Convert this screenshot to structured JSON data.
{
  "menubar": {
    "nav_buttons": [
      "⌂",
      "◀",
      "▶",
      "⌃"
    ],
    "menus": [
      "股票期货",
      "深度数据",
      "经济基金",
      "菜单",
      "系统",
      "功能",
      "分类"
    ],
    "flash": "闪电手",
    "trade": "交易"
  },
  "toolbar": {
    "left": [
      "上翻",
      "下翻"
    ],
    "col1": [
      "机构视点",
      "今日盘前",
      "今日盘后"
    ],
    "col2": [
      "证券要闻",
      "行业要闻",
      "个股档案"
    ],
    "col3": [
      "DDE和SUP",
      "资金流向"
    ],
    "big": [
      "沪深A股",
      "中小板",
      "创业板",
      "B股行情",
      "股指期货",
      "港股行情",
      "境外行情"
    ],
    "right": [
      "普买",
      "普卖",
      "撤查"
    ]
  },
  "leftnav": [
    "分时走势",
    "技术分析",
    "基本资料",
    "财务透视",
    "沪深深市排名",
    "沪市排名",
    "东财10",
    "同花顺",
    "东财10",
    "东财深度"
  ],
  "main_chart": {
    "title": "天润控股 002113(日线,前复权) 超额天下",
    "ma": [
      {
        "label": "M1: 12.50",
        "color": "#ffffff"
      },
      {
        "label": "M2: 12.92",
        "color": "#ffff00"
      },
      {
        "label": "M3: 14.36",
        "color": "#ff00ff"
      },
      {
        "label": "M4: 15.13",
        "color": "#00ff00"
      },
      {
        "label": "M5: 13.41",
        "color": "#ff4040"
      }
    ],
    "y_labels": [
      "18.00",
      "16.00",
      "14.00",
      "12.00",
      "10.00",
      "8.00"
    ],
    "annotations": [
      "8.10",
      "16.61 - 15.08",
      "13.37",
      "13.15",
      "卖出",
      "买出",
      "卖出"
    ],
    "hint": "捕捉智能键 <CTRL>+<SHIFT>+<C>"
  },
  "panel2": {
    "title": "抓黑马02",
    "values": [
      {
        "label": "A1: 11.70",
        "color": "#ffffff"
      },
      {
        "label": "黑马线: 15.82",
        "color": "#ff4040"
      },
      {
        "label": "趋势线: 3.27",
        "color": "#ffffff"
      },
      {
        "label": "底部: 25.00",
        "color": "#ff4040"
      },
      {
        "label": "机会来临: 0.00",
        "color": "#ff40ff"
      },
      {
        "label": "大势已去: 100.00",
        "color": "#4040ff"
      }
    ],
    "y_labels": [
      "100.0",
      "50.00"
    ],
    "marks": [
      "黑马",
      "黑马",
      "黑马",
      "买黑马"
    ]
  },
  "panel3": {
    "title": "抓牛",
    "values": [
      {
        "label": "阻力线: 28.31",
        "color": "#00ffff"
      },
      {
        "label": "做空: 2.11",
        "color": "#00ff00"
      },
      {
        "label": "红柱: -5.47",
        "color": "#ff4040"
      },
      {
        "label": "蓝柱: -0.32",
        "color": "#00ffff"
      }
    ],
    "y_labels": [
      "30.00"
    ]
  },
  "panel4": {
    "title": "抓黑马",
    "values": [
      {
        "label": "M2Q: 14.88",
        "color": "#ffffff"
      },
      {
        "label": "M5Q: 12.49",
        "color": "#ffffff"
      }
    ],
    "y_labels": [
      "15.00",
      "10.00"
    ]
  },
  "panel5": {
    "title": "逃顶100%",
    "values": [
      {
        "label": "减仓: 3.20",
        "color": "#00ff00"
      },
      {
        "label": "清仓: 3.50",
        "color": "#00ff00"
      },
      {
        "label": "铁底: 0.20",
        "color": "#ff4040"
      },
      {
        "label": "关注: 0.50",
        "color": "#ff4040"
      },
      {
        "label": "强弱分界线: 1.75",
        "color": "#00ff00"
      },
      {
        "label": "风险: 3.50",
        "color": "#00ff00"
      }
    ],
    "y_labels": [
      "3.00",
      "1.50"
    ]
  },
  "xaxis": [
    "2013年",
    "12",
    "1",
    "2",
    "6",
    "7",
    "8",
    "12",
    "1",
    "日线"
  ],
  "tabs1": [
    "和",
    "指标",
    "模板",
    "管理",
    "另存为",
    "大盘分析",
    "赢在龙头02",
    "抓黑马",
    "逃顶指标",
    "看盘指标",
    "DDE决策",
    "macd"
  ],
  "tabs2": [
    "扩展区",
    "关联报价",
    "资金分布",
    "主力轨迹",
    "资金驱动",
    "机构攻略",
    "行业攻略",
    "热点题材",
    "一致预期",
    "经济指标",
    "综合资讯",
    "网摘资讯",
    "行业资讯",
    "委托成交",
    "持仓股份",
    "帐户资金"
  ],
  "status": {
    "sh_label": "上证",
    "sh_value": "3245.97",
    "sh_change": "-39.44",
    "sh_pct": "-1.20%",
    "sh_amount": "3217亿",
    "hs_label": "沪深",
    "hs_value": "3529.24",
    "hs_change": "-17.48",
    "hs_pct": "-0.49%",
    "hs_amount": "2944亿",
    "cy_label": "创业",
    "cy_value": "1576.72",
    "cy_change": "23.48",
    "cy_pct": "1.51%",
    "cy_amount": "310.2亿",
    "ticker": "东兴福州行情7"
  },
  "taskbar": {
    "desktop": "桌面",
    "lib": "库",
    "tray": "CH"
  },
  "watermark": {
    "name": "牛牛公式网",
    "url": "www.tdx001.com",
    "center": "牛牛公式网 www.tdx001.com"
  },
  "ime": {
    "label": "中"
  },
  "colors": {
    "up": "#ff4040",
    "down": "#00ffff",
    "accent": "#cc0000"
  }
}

++++++++

**Challenge:** Pull out the lines above in which the word "title" appears.

**Expected output:**
    "title": "天润控股 002113(日线,前复权) 超额天下",
    "title": "抓黑马02",
    "title": "抓牛",
    "title": "抓黑马",
    "title": "逃顶100%",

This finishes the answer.